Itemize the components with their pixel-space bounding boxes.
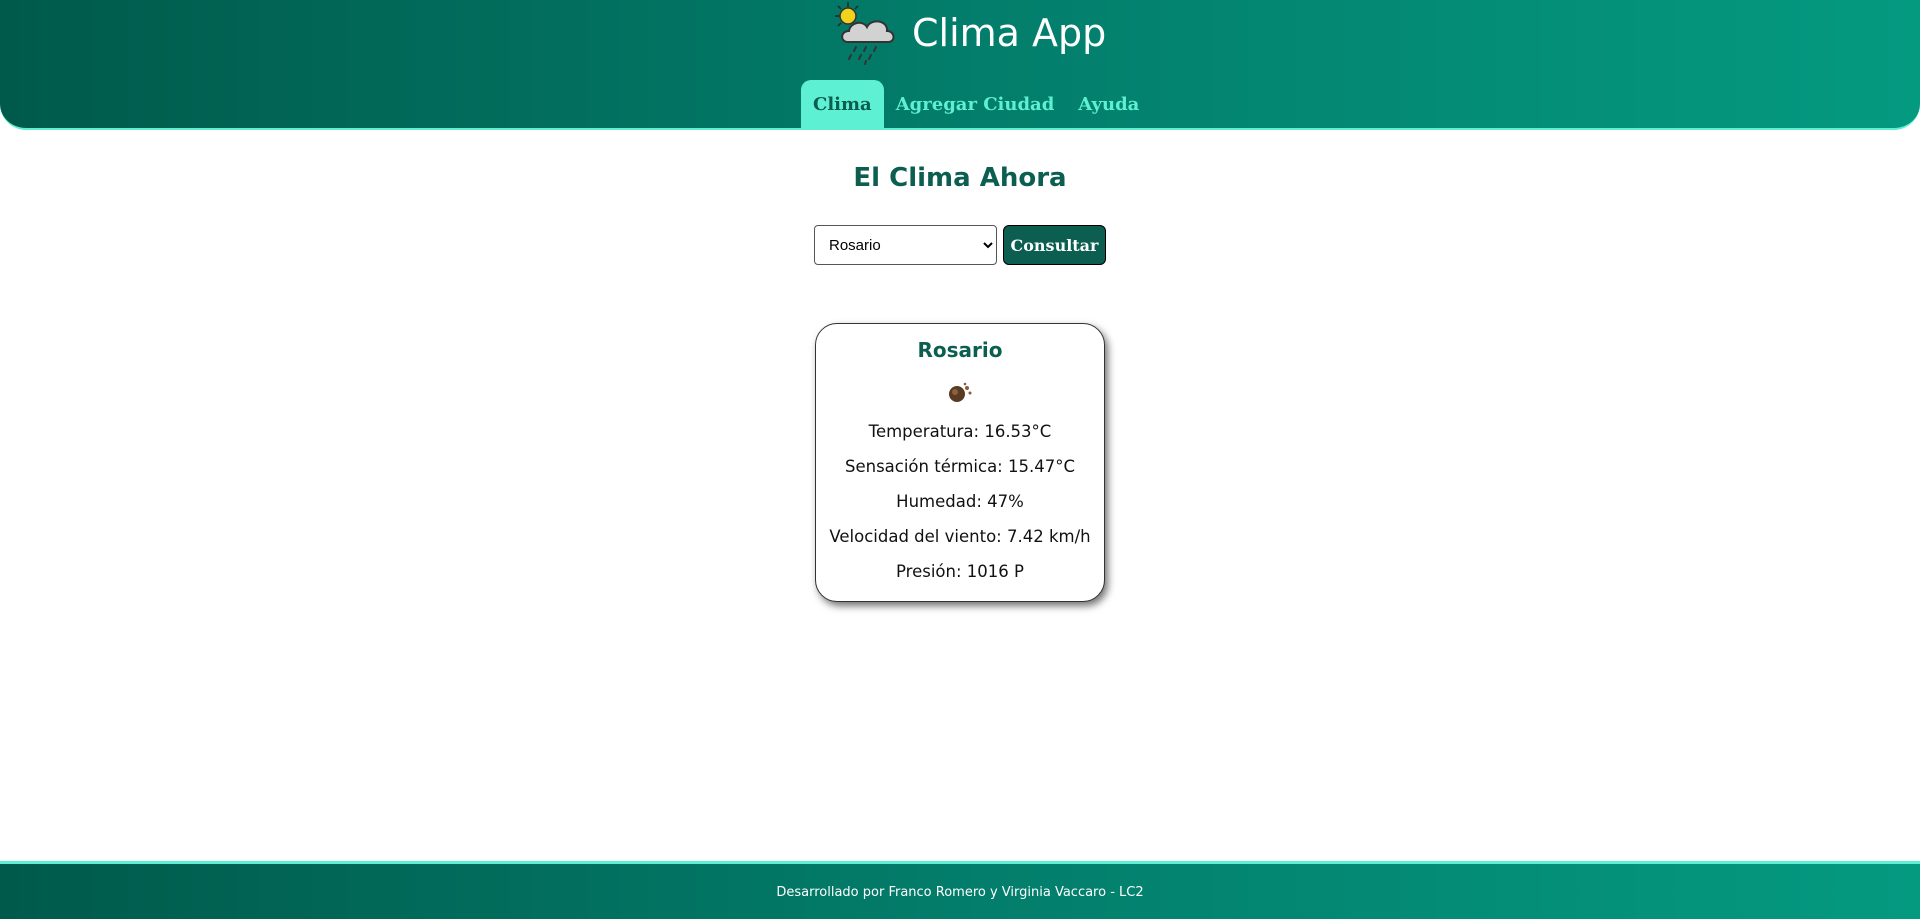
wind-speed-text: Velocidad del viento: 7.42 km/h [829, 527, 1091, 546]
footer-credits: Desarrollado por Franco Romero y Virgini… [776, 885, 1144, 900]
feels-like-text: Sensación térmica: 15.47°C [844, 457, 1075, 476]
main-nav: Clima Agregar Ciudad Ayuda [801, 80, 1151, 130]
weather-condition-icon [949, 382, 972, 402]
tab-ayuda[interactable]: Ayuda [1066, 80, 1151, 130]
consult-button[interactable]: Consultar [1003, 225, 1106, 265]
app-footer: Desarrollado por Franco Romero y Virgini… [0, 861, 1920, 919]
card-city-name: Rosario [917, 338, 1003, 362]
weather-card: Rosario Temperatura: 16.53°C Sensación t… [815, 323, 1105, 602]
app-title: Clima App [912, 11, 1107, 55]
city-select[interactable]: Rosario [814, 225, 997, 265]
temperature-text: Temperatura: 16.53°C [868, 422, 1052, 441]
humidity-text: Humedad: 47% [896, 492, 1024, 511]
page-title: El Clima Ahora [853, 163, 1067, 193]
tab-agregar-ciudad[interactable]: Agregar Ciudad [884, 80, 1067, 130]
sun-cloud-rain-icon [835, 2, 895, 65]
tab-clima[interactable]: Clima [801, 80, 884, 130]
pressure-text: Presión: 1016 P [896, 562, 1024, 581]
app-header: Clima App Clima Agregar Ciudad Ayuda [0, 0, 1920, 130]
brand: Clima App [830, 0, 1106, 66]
------
DO THIS: Please reproduce every line of the records above without any changes, leaving out the pictures.

TASK RESULT:
Itemize the components with their pixel-space bounding boxes.
wind-speed-text: Velocidad del viento: 7.42 km/h [829, 527, 1091, 546]
footer-credits: Desarrollado por Franco Romero y Virgini… [776, 885, 1144, 900]
feels-like-text: Sensación térmica: 15.47°C [844, 457, 1075, 476]
main-nav: Clima Agregar Ciudad Ayuda [801, 80, 1151, 130]
weather-condition-icon [949, 382, 972, 402]
tab-ayuda[interactable]: Ayuda [1066, 80, 1151, 130]
consult-button[interactable]: Consultar [1003, 225, 1106, 265]
app-footer: Desarrollado por Franco Romero y Virgini… [0, 861, 1920, 919]
card-city-name: Rosario [917, 338, 1003, 362]
weather-card: Rosario Temperatura: 16.53°C Sensación t… [815, 323, 1105, 602]
app-title: Clima App [912, 11, 1107, 55]
city-select[interactable]: Rosario [814, 225, 997, 265]
temperature-text: Temperatura: 16.53°C [868, 422, 1052, 441]
humidity-text: Humedad: 47% [896, 492, 1024, 511]
page-title: El Clima Ahora [853, 163, 1067, 193]
tab-agregar-ciudad[interactable]: Agregar Ciudad [884, 80, 1067, 130]
sun-cloud-rain-icon [835, 2, 895, 65]
tab-clima[interactable]: Clima [801, 80, 884, 130]
pressure-text: Presión: 1016 P [896, 562, 1024, 581]
app-header: Clima App Clima Agregar Ciudad Ayuda [0, 0, 1920, 130]
brand: Clima App [830, 0, 1106, 66]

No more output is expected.